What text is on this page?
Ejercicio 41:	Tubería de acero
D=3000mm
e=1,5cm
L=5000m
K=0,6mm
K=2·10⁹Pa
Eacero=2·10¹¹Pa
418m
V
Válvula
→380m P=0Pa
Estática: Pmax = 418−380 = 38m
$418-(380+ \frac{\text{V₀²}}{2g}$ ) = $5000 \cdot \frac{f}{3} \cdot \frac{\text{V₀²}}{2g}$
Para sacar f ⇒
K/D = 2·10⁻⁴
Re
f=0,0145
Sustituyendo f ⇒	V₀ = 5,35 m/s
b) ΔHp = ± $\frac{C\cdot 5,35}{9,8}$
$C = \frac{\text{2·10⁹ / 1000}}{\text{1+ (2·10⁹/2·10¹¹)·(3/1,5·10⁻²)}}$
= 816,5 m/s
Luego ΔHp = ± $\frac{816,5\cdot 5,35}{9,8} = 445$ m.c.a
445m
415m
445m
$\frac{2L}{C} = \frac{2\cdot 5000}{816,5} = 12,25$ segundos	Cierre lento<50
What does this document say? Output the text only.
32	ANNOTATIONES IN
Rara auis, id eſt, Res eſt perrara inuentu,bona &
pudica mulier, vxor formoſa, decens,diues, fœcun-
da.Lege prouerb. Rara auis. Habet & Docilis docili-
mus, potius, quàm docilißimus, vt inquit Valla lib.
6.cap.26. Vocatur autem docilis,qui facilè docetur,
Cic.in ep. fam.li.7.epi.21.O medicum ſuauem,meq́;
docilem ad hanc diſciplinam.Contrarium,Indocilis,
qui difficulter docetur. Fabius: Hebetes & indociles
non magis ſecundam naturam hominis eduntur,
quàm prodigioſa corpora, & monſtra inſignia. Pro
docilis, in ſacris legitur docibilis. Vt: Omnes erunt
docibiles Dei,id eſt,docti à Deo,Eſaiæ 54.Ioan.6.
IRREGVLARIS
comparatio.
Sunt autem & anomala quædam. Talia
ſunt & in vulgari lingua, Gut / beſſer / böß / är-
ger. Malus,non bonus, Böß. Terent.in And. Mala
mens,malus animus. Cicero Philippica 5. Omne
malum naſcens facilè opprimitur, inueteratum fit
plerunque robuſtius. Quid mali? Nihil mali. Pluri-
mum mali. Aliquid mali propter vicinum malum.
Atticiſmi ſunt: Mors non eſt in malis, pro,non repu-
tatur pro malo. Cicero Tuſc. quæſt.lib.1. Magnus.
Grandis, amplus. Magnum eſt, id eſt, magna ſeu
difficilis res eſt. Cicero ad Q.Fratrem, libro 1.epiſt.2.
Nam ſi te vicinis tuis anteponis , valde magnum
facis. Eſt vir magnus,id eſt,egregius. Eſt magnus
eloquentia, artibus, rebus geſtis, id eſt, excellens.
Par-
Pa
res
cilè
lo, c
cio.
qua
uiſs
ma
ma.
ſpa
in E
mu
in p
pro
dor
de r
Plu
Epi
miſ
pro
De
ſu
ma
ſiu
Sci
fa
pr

○ ○ ○

Pull out every line holding "ſunt" from the records above, and copy it.

**TASK OUTPUT**
ſunt & in vulgari lingua, Gut / beſſer / böß / är-
Atticiſmi ſunt: Mors non eſt in malis, pro,non repu-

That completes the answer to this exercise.